Omit the pictures, please, and give each record below again exactly.

>> begin Record list

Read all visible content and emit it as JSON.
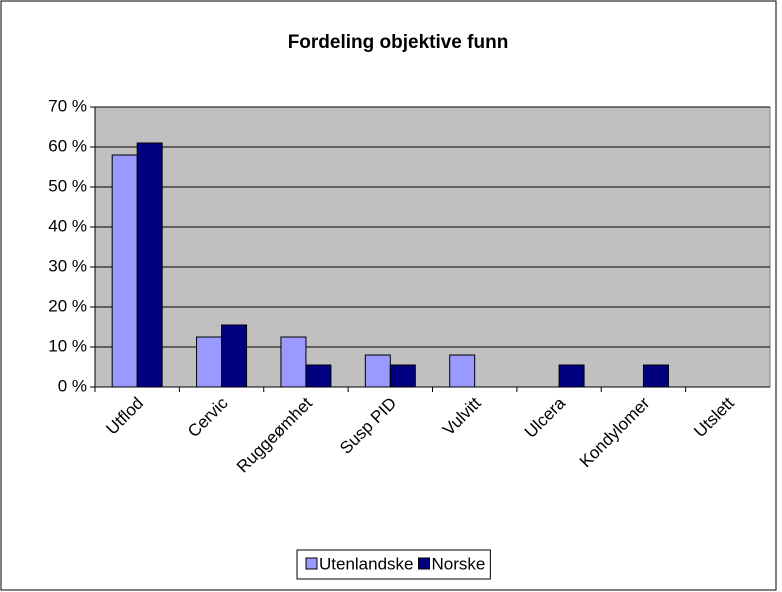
{
  "chart_data": {
    "type": "bar",
    "title": "Fordeling objektive funn",
    "categories": [
      "Utflod",
      "Cervic",
      "Ruggeømhet",
      "Susp PID",
      "Vulvitt",
      "Ulcera",
      "Kondylomer",
      "Utslett"
    ],
    "series": [
      {
        "name": "Utenlandske",
        "color": "#9999ff",
        "values": [
          58,
          12.5,
          12.5,
          8,
          8,
          0,
          0,
          0
        ]
      },
      {
        "name": "Norske",
        "color": "#000080",
        "values": [
          61,
          15.5,
          5.5,
          5.5,
          0,
          5.5,
          5.5,
          0
        ]
      }
    ],
    "ylim": [
      0,
      70
    ],
    "yticks": [
      {
        "value": 0,
        "label": "0 %"
      },
      {
        "value": 10,
        "label": "10 %"
      },
      {
        "value": 20,
        "label": "20 %"
      },
      {
        "value": 30,
        "label": "30 %"
      },
      {
        "value": 40,
        "label": "40 %"
      },
      {
        "value": 50,
        "label": "50 %"
      },
      {
        "value": 60,
        "label": "60 %"
      },
      {
        "value": 70,
        "label": "70 %"
      }
    ],
    "grid": true,
    "legend": "bottom"
  }
}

>> end Record list

Exercise result >>
Read all visible content and emit it as JSON.
{
  "chart_data": {
    "type": "bar",
    "title": "Fordeling objektive funn",
    "categories": [
      "Utflod",
      "Cervic",
      "Ruggeømhet",
      "Susp PID",
      "Vulvitt",
      "Ulcera",
      "Kondylomer",
      "Utslett"
    ],
    "series": [
      {
        "name": "Utenlandske",
        "color": "#9999ff",
        "values": [
          58,
          12.5,
          12.5,
          8,
          8,
          0,
          0,
          0
        ]
      },
      {
        "name": "Norske",
        "color": "#000080",
        "values": [
          61,
          15.5,
          5.5,
          5.5,
          0,
          5.5,
          5.5,
          0
        ]
      }
    ],
    "ylim": [
      0,
      70
    ],
    "yticks": [
      {
        "value": 0,
        "label": "0 %"
      },
      {
        "value": 10,
        "label": "10 %"
      },
      {
        "value": 20,
        "label": "20 %"
      },
      {
        "value": 30,
        "label": "30 %"
      },
      {
        "value": 40,
        "label": "40 %"
      },
      {
        "value": 50,
        "label": "50 %"
      },
      {
        "value": 60,
        "label": "60 %"
      },
      {
        "value": 70,
        "label": "70 %"
      }
    ],
    "grid": true,
    "legend": "bottom"
  }
}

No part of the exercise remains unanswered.